◆ WRITTEN EXERCISE: Write out the whole listing exactly as it stands.

Saved entries:
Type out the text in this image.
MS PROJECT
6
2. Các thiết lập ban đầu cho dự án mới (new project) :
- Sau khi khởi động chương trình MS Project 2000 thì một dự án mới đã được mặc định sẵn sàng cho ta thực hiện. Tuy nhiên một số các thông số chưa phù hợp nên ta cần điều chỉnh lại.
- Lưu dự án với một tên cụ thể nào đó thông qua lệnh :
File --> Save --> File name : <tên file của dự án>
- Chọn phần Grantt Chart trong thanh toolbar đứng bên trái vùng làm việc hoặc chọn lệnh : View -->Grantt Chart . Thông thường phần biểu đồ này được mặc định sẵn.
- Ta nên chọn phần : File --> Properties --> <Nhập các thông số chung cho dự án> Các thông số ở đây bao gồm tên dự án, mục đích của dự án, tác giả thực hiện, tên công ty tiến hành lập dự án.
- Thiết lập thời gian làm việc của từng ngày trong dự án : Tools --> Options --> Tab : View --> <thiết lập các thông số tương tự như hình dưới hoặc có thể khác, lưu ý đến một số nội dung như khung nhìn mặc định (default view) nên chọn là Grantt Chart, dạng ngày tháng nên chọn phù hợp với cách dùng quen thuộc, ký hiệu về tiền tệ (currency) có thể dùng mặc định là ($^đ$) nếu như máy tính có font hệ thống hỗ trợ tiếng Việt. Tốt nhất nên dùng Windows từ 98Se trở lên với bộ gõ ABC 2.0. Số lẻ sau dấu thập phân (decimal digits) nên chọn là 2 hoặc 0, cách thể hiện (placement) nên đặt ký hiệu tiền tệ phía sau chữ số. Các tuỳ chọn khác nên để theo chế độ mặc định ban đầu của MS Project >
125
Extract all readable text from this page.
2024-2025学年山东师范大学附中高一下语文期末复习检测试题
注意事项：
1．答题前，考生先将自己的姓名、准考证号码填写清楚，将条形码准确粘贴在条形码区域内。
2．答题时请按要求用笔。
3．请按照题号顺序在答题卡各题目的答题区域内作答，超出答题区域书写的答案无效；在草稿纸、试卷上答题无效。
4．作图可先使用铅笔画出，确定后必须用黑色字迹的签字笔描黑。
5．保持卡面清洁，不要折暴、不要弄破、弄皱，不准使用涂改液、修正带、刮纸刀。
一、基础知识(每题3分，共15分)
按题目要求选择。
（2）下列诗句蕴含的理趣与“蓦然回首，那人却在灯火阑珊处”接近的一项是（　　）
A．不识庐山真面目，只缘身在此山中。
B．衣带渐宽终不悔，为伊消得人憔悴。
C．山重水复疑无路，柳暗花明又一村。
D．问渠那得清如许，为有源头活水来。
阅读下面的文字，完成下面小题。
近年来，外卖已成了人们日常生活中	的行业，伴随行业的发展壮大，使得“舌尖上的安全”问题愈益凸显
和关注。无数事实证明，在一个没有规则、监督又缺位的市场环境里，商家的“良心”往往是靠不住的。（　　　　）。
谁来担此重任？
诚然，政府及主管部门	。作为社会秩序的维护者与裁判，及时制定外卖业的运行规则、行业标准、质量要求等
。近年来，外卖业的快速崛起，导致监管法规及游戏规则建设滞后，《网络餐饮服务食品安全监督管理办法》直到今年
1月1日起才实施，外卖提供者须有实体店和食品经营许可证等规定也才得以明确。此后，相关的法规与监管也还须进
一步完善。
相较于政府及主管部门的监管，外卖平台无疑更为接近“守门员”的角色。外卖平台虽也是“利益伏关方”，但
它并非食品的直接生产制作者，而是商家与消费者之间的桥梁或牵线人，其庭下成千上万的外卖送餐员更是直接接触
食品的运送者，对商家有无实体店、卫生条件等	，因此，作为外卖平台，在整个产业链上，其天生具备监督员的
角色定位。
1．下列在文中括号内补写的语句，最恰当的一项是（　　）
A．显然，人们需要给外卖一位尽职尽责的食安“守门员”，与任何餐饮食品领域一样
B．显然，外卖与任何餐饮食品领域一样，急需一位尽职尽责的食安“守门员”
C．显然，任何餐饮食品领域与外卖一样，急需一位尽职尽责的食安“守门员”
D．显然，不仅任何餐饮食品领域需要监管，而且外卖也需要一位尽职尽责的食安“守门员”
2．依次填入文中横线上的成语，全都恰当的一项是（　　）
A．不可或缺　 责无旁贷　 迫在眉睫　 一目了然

◆ RESULT OF THIS EXERCISE:
Type out the text in this image.
MS PROJECT
6
2. Các thiết lập ban đầu cho dự án mới (new project) :
- Sau khi khởi động chương trình MS Project 2000 thì một dự án mới đã được mặc định sẵn sàng cho ta thực hiện. Tuy nhiên một số các thông số chưa phù hợp nên ta cần điều chỉnh lại.
- Lưu dự án với một tên cụ thể nào đó thông qua lệnh :
File --> Save --> File name : <tên file của dự án>
- Chọn phần Grantt Chart trong thanh toolbar đứng bên trái vùng làm việc hoặc chọn lệnh : View -->Grantt Chart . Thông thường phần biểu đồ này được mặc định sẵn.
- Ta nên chọn phần : File --> Properties --> <Nhập các thông số chung cho dự án> Các thông số ở đây bao gồm tên dự án, mục đích của dự án, tác giả thực hiện, tên công ty tiến hành lập dự án.
- Thiết lập thời gian làm việc của từng ngày trong dự án : Tools --> Options --> Tab : View --> <thiết lập các thông số tương tự như hình dưới hoặc có thể khác, lưu ý đến một số nội dung như khung nhìn mặc định (default view) nên chọn là Grantt Chart, dạng ngày tháng nên chọn phù hợp với cách dùng quen thuộc, ký hiệu về tiền tệ (currency) có thể dùng mặc định là ($^đ$) nếu như máy tính có font hệ thống hỗ trợ tiếng Việt. Tốt nhất nên dùng Windows từ 98Se trở lên với bộ gõ ABC 2.0. Số lẻ sau dấu thập phân (decimal digits) nên chọn là 2 hoặc 0, cách thể hiện (placement) nên đặt ký hiệu tiền tệ phía sau chữ số. Các tuỳ chọn khác nên để theo chế độ mặc định ban đầu của MS Project >
125
Extract all readable text from this page.
2024-2025学年山东师范大学附中高一下语文期末复习检测试题
注意事项：
1．答题前，考生先将自己的姓名、准考证号码填写清楚，将条形码准确粘贴在条形码区域内。
2．答题时请按要求用笔。
3．请按照题号顺序在答题卡各题目的答题区域内作答，超出答题区域书写的答案无效；在草稿纸、试卷上答题无效。
4．作图可先使用铅笔画出，确定后必须用黑色字迹的签字笔描黑。
5．保持卡面清洁，不要折暴、不要弄破、弄皱，不准使用涂改液、修正带、刮纸刀。
一、基础知识(每题3分，共15分)
按题目要求选择。
（2）下列诗句蕴含的理趣与“蓦然回首，那人却在灯火阑珊处”接近的一项是（　　）
A．不识庐山真面目，只缘身在此山中。
B．衣带渐宽终不悔，为伊消得人憔悴。
C．山重水复疑无路，柳暗花明又一村。
D．问渠那得清如许，为有源头活水来。
阅读下面的文字，完成下面小题。
近年来，外卖已成了人们日常生活中	的行业，伴随行业的发展壮大，使得“舌尖上的安全”问题愈益凸显
和关注。无数事实证明，在一个没有规则、监督又缺位的市场环境里，商家的“良心”往往是靠不住的。（　　　　）。
谁来担此重任？
诚然，政府及主管部门	。作为社会秩序的维护者与裁判，及时制定外卖业的运行规则、行业标准、质量要求等
。近年来，外卖业的快速崛起，导致监管法规及游戏规则建设滞后，《网络餐饮服务食品安全监督管理办法》直到今年
1月1日起才实施，外卖提供者须有实体店和食品经营许可证等规定也才得以明确。此后，相关的法规与监管也还须进
一步完善。
相较于政府及主管部门的监管，外卖平台无疑更为接近“守门员”的角色。外卖平台虽也是“利益伏关方”，但
它并非食品的直接生产制作者，而是商家与消费者之间的桥梁或牵线人，其庭下成千上万的外卖送餐员更是直接接触
食品的运送者，对商家有无实体店、卫生条件等	，因此，作为外卖平台，在整个产业链上，其天生具备监督员的
角色定位。
1．下列在文中括号内补写的语句，最恰当的一项是（　　）
A．显然，人们需要给外卖一位尽职尽责的食安“守门员”，与任何餐饮食品领域一样
B．显然，外卖与任何餐饮食品领域一样，急需一位尽职尽责的食安“守门员”
C．显然，任何餐饮食品领域与外卖一样，急需一位尽职尽责的食安“守门员”
D．显然，不仅任何餐饮食品领域需要监管，而且外卖也需要一位尽职尽责的食安“守门员”
2．依次填入文中横线上的成语，全都恰当的一项是（　　）
A．不可或缺　 责无旁贷　 迫在眉睫　 一目了然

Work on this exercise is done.